### SHORT PROBLEM
Look through the records below and collect all lines that hold the string "一氧化碳".
------------
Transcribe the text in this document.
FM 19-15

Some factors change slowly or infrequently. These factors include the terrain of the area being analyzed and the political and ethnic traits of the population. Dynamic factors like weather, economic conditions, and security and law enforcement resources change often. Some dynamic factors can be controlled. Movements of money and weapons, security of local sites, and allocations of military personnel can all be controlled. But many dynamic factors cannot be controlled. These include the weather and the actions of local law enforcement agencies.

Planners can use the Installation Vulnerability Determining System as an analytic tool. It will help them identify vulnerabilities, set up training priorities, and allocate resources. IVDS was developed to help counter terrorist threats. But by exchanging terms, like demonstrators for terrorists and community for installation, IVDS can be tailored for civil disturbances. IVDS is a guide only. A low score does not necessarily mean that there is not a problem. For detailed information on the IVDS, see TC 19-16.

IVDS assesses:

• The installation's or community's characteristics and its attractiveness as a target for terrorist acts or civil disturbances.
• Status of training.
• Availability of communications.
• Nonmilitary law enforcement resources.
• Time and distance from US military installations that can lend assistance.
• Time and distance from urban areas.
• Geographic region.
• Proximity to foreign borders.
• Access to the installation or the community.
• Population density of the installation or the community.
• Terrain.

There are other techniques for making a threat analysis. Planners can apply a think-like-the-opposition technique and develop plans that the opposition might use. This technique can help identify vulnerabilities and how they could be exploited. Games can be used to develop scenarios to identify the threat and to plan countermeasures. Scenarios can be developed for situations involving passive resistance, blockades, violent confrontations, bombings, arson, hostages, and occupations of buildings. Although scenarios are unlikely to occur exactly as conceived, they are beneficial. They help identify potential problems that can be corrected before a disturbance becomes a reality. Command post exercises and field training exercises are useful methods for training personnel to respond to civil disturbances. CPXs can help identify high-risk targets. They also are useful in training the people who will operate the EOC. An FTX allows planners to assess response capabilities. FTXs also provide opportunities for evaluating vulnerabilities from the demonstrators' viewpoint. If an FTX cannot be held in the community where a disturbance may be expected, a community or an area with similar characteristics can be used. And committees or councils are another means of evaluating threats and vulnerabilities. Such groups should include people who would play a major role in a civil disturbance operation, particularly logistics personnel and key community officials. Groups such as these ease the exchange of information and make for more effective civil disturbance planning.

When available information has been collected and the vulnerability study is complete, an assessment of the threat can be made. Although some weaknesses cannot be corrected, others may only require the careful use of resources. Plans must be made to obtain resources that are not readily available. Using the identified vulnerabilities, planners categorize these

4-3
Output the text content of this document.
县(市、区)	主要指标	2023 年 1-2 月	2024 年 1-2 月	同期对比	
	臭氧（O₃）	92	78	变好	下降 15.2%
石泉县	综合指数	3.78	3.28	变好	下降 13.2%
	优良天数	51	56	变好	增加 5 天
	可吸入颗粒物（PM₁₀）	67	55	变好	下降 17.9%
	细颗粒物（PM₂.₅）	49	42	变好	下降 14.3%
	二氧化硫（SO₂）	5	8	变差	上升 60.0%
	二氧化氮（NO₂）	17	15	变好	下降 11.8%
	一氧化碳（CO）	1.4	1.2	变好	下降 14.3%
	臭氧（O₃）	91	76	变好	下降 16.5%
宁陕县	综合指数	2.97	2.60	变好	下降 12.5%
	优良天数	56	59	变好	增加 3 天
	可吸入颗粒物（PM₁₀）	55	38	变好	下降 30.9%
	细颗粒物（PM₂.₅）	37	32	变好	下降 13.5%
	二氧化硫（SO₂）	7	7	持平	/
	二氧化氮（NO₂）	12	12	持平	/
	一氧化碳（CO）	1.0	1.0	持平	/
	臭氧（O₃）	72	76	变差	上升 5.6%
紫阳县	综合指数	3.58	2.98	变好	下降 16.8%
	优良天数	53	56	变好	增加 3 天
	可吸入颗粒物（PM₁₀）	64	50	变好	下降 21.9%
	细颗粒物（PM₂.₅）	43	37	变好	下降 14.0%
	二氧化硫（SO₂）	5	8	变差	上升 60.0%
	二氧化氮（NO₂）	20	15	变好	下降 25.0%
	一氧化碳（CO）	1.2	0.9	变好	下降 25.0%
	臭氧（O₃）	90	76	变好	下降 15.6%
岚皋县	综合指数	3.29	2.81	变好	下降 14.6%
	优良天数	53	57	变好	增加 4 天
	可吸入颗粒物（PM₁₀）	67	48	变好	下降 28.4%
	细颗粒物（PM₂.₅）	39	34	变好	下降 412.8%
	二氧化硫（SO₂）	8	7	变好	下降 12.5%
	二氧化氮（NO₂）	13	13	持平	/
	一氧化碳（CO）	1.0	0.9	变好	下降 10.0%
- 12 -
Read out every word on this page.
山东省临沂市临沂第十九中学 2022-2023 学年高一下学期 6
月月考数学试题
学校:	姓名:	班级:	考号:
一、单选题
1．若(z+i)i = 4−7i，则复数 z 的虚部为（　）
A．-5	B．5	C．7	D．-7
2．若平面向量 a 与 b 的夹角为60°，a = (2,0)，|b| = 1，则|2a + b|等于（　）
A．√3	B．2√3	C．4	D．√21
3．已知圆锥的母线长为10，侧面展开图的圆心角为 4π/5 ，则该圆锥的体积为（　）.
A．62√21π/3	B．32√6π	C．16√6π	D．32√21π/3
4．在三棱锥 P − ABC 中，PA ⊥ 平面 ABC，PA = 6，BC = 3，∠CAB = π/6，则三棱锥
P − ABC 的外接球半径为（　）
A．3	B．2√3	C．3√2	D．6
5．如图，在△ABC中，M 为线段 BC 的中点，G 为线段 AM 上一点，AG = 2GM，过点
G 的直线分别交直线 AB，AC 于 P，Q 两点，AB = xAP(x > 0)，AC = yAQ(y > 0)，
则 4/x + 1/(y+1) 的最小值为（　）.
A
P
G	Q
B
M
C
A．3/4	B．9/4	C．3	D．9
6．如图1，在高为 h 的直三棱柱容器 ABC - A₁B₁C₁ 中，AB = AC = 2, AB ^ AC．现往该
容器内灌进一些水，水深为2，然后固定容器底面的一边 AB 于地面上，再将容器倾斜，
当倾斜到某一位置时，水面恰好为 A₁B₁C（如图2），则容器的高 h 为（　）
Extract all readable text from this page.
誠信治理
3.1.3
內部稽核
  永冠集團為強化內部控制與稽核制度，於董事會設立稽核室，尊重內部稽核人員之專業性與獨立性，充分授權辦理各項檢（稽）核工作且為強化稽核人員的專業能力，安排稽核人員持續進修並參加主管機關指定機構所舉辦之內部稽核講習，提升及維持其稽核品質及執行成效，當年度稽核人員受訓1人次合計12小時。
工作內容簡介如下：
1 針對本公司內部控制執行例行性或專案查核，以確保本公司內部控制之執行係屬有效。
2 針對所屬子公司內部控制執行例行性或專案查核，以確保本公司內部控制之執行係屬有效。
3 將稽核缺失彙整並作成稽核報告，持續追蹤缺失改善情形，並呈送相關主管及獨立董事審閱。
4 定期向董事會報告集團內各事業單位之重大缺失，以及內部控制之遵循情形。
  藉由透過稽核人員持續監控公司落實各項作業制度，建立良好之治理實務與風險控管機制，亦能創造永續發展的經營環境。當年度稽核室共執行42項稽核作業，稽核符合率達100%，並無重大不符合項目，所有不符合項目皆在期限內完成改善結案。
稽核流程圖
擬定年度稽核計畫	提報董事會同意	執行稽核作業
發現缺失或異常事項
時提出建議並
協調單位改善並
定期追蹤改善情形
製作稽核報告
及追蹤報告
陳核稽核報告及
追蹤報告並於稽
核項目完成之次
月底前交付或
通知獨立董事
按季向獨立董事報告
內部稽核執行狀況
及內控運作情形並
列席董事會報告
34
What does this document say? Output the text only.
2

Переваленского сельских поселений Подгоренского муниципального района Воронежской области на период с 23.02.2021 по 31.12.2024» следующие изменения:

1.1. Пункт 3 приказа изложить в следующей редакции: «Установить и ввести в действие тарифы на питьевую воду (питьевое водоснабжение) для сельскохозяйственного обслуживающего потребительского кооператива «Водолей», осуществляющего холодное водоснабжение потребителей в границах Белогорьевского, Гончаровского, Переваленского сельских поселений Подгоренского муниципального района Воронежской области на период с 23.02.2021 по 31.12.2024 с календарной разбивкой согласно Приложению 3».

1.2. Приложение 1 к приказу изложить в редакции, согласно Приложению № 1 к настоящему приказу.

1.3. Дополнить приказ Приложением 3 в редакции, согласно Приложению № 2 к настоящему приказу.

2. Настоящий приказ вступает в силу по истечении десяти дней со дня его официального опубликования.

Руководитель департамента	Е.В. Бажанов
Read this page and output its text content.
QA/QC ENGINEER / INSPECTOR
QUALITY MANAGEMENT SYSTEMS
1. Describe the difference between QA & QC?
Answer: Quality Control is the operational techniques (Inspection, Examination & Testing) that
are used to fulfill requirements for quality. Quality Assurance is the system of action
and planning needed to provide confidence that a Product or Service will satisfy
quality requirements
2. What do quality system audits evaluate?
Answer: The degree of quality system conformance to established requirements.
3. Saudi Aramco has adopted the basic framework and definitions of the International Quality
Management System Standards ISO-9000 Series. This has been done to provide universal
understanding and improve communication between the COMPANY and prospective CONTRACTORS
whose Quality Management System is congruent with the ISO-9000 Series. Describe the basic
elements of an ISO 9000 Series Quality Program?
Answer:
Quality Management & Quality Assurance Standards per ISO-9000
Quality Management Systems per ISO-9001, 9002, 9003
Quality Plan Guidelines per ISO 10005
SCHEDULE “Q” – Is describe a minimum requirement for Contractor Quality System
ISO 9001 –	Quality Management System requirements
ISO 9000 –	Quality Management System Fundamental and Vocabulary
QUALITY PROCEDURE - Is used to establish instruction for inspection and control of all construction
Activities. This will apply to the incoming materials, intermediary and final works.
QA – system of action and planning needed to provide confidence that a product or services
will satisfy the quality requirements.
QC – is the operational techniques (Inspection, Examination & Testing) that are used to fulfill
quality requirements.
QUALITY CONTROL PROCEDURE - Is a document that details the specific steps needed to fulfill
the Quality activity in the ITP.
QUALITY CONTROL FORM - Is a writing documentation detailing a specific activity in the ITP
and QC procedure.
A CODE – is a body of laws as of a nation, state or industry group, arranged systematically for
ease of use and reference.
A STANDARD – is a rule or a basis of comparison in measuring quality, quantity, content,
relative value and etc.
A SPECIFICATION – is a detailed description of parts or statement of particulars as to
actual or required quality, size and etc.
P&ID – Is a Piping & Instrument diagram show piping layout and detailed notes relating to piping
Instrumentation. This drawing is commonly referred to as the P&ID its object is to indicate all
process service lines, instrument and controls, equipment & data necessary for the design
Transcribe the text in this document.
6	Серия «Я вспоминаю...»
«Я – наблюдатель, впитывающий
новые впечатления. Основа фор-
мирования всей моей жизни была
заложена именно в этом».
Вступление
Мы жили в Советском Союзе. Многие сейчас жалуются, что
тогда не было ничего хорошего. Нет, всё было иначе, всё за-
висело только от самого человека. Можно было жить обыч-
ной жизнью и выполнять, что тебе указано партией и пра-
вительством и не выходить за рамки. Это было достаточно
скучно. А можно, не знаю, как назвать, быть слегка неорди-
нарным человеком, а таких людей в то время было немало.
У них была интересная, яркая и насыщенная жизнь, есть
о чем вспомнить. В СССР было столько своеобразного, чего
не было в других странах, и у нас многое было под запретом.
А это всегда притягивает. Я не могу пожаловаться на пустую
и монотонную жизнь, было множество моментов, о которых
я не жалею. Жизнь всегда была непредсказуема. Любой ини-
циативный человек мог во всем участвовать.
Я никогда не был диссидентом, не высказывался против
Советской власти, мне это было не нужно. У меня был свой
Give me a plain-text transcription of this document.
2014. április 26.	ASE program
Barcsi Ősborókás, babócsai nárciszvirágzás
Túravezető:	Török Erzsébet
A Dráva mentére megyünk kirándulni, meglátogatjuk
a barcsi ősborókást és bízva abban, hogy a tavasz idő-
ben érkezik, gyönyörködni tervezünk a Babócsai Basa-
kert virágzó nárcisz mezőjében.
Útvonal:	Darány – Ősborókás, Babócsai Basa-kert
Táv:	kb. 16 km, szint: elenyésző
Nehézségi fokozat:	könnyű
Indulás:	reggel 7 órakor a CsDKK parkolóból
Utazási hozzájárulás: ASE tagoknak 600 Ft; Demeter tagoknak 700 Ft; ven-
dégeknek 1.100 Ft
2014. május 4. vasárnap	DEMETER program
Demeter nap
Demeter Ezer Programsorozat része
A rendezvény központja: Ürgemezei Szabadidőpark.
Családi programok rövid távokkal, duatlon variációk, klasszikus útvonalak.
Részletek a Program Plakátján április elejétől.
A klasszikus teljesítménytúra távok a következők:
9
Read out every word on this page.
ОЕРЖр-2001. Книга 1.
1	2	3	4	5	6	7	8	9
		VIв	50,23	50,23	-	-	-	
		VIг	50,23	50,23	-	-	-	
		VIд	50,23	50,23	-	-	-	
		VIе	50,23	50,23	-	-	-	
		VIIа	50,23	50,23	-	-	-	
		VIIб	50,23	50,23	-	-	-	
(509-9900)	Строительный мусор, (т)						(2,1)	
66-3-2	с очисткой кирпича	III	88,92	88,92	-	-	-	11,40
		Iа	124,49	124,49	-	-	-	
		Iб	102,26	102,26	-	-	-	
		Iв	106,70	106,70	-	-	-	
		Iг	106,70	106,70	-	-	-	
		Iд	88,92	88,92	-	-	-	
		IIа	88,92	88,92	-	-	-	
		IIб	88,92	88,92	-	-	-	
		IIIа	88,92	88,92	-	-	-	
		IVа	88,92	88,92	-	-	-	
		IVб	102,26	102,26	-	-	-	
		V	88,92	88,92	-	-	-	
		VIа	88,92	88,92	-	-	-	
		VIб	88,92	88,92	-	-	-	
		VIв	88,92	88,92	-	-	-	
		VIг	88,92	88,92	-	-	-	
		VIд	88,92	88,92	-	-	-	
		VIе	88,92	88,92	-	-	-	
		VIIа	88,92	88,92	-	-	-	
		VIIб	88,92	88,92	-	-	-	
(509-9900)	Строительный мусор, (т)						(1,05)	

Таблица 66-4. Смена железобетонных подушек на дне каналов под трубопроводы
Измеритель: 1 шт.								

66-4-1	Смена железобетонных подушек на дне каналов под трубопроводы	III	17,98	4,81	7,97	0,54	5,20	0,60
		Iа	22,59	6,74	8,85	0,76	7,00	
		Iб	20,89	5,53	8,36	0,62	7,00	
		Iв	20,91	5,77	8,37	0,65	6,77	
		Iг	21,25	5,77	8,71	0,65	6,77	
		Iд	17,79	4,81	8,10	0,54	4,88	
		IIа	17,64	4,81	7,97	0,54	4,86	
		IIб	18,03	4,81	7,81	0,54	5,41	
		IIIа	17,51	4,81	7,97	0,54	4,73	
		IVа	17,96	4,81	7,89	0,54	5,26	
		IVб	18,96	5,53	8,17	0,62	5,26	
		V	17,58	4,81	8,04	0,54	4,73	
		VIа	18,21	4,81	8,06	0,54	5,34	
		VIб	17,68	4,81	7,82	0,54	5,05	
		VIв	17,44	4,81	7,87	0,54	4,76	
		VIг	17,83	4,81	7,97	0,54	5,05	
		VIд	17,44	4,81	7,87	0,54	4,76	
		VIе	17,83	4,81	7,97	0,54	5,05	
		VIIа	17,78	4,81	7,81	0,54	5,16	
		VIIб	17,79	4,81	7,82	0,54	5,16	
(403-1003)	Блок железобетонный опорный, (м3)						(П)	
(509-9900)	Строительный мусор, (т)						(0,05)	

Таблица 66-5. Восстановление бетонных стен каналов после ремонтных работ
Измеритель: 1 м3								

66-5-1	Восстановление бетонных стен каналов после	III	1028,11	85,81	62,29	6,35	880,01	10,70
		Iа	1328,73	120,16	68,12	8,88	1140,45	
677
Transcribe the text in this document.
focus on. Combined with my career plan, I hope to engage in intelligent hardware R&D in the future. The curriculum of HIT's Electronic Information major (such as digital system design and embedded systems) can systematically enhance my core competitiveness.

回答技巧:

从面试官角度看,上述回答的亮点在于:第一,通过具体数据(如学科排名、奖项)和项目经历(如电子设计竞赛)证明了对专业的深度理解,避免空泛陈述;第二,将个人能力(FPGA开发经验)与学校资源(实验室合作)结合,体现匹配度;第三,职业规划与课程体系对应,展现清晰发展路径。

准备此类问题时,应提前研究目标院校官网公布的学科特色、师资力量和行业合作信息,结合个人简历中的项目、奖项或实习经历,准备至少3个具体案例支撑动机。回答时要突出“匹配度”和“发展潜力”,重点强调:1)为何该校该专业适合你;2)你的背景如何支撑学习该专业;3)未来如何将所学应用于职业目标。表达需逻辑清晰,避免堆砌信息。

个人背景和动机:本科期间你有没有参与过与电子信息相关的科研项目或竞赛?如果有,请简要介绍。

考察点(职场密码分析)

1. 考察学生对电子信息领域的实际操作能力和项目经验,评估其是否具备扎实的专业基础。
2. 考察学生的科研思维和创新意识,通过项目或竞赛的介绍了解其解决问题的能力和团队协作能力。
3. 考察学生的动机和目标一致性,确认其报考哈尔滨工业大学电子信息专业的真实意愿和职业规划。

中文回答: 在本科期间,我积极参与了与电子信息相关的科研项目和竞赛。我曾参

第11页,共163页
------------
### RESPONSE TO THE TASK
	一氧化碳（CO）	1.4	1.2	变好	下降 14.3%
	一氧化碳（CO）	1.0	1.0	持平	/
	一氧化碳（CO）	1.2	0.9	变好	下降 25.0%
	一氧化碳（CO）	1.0	0.9	变好	下降 10.0%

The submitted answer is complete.